**Data for this task:**
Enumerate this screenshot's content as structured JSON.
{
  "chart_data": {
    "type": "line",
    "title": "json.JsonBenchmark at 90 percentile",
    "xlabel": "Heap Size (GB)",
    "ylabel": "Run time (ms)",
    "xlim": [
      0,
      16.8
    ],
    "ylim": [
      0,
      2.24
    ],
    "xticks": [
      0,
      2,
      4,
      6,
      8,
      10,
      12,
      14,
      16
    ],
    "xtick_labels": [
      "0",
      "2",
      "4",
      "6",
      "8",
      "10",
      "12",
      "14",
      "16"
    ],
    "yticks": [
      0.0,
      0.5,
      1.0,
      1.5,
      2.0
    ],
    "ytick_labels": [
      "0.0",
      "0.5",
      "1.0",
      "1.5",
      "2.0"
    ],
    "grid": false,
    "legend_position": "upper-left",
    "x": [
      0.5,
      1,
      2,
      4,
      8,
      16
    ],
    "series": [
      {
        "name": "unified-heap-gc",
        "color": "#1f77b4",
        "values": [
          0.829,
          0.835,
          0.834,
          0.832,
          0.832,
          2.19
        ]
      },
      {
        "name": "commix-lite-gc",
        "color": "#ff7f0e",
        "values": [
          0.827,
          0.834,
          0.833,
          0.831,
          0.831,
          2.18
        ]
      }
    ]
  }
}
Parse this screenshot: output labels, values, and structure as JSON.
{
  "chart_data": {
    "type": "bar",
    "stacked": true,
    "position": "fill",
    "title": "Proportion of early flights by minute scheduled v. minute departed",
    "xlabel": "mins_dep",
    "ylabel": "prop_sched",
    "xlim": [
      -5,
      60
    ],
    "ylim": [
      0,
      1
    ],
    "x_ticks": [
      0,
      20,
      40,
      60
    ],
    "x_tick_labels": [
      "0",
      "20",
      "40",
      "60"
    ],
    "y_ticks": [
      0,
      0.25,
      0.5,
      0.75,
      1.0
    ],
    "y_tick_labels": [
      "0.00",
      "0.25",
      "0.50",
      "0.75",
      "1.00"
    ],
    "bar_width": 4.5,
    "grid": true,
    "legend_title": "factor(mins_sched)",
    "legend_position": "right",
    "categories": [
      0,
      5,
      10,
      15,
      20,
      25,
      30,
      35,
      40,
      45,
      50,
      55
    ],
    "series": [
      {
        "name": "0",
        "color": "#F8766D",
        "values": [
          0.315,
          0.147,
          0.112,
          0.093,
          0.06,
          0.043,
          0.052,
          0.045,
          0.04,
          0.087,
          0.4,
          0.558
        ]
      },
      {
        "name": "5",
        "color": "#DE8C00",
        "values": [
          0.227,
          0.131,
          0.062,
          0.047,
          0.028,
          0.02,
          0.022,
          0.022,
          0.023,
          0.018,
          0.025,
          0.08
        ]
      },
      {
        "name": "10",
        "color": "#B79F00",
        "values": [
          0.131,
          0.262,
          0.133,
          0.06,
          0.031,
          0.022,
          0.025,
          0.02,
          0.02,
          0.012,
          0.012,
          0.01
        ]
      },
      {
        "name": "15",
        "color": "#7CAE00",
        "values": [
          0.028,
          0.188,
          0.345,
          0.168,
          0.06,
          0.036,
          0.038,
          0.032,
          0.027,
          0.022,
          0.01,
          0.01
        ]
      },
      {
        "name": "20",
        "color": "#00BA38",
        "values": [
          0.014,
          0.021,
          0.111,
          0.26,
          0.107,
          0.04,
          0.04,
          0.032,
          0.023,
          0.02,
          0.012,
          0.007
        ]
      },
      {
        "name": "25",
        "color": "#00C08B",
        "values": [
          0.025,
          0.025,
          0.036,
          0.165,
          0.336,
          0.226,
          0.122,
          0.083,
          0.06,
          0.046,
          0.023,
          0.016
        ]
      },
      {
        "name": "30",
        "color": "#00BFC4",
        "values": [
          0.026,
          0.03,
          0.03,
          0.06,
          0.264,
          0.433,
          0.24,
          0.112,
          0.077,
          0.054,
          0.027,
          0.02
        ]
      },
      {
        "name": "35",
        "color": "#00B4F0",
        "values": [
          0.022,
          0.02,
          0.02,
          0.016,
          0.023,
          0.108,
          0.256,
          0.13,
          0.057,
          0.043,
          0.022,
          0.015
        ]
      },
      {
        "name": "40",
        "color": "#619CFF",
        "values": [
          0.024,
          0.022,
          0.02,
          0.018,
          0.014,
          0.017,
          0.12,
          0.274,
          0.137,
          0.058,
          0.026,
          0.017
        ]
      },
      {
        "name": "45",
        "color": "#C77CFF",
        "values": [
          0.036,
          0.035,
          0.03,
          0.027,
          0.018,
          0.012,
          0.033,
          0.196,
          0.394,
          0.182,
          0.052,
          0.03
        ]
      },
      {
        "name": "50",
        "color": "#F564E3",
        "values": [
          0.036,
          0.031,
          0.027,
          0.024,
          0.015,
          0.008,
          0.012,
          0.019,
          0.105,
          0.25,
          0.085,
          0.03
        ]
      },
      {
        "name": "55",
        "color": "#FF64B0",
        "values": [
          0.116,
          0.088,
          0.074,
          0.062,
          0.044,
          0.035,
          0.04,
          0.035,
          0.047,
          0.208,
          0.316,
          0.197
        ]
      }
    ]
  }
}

**Requirement:** From the records above, extract every entry exactly as given.

**Result for this exercise:**
Enumerate this screenshot's content as structured JSON.
{
  "chart_data": {
    "type": "line",
    "title": "json.JsonBenchmark at 90 percentile",
    "xlabel": "Heap Size (GB)",
    "ylabel": "Run time (ms)",
    "xlim": [
      0,
      16.8
    ],
    "ylim": [
      0,
      2.24
    ],
    "xticks": [
      0,
      2,
      4,
      6,
      8,
      10,
      12,
      14,
      16
    ],
    "xtick_labels": [
      "0",
      "2",
      "4",
      "6",
      "8",
      "10",
      "12",
      "14",
      "16"
    ],
    "yticks": [
      0.0,
      0.5,
      1.0,
      1.5,
      2.0
    ],
    "ytick_labels": [
      "0.0",
      "0.5",
      "1.0",
      "1.5",
      "2.0"
    ],
    "grid": false,
    "legend_position": "upper-left",
    "x": [
      0.5,
      1,
      2,
      4,
      8,
      16
    ],
    "series": [
      {
        "name": "unified-heap-gc",
        "color": "#1f77b4",
        "values": [
          0.829,
          0.835,
          0.834,
          0.832,
          0.832,
          2.19
        ]
      },
      {
        "name": "commix-lite-gc",
        "color": "#ff7f0e",
        "values": [
          0.827,
          0.834,
          0.833,
          0.831,
          0.831,
          2.18
        ]
      }
    ]
  }
}
Parse this screenshot: output labels, values, and structure as JSON.
{
  "chart_data": {
    "type": "bar",
    "stacked": true,
    "position": "fill",
    "title": "Proportion of early flights by minute scheduled v. minute departed",
    "xlabel": "mins_dep",
    "ylabel": "prop_sched",
    "xlim": [
      -5,
      60
    ],
    "ylim": [
      0,
      1
    ],
    "x_ticks": [
      0,
      20,
      40,
      60
    ],
    "x_tick_labels": [
      "0",
      "20",
      "40",
      "60"
    ],
    "y_ticks": [
      0,
      0.25,
      0.5,
      0.75,
      1.0
    ],
    "y_tick_labels": [
      "0.00",
      "0.25",
      "0.50",
      "0.75",
      "1.00"
    ],
    "bar_width": 4.5,
    "grid": true,
    "legend_title": "factor(mins_sched)",
    "legend_position": "right",
    "categories": [
      0,
      5,
      10,
      15,
      20,
      25,
      30,
      35,
      40,
      45,
      50,
      55
    ],
    "series": [
      {
        "name": "0",
        "color": "#F8766D",
        "values": [
          0.315,
          0.147,
          0.112,
          0.093,
          0.06,
          0.043,
          0.052,
          0.045,
          0.04,
          0.087,
          0.4,
          0.558
        ]
      },
      {
        "name": "5",
        "color": "#DE8C00",
        "values": [
          0.227,
          0.131,
          0.062,
          0.047,
          0.028,
          0.02,
          0.022,
          0.022,
          0.023,
          0.018,
          0.025,
          0.08
        ]
      },
      {
        "name": "10",
        "color": "#B79F00",
        "values": [
          0.131,
          0.262,
          0.133,
          0.06,
          0.031,
          0.022,
          0.025,
          0.02,
          0.02,
          0.012,
          0.012,
          0.01
        ]
      },
      {
        "name": "15",
        "color": "#7CAE00",
        "values": [
          0.028,
          0.188,
          0.345,
          0.168,
          0.06,
          0.036,
          0.038,
          0.032,
          0.027,
          0.022,
          0.01,
          0.01
        ]
      },
      {
        "name": "20",
        "color": "#00BA38",
        "values": [
          0.014,
          0.021,
          0.111,
          0.26,
          0.107,
          0.04,
          0.04,
          0.032,
          0.023,
          0.02,
          0.012,
          0.007
        ]
      },
      {
        "name": "25",
        "color": "#00C08B",
        "values": [
          0.025,
          0.025,
          0.036,
          0.165,
          0.336,
          0.226,
          0.122,
          0.083,
          0.06,
          0.046,
          0.023,
          0.016
        ]
      },
      {
        "name": "30",
        "color": "#00BFC4",
        "values": [
          0.026,
          0.03,
          0.03,
          0.06,
          0.264,
          0.433,
          0.24,
          0.112,
          0.077,
          0.054,
          0.027,
          0.02
        ]
      },
      {
        "name": "35",
        "color": "#00B4F0",
        "values": [
          0.022,
          0.02,
          0.02,
          0.016,
          0.023,
          0.108,
          0.256,
          0.13,
          0.057,
          0.043,
          0.022,
          0.015
        ]
      },
      {
        "name": "40",
        "color": "#619CFF",
        "values": [
          0.024,
          0.022,
          0.02,
          0.018,
          0.014,
          0.017,
          0.12,
          0.274,
          0.137,
          0.058,
          0.026,
          0.017
        ]
      },
      {
        "name": "45",
        "color": "#C77CFF",
        "values": [
          0.036,
          0.035,
          0.03,
          0.027,
          0.018,
          0.012,
          0.033,
          0.196,
          0.394,
          0.182,
          0.052,
          0.03
        ]
      },
      {
        "name": "50",
        "color": "#F564E3",
        "values": [
          0.036,
          0.031,
          0.027,
          0.024,
          0.015,
          0.008,
          0.012,
          0.019,
          0.105,
          0.25,
          0.085,
          0.03
        ]
      },
      {
        "name": "55",
        "color": "#FF64B0",
        "values": [
          0.116,
          0.088,
          0.074,
          0.062,
          0.044,
          0.035,
          0.04,
          0.035,
          0.047,
          0.208,
          0.316,
          0.197
        ]
      }
    ]
  }
}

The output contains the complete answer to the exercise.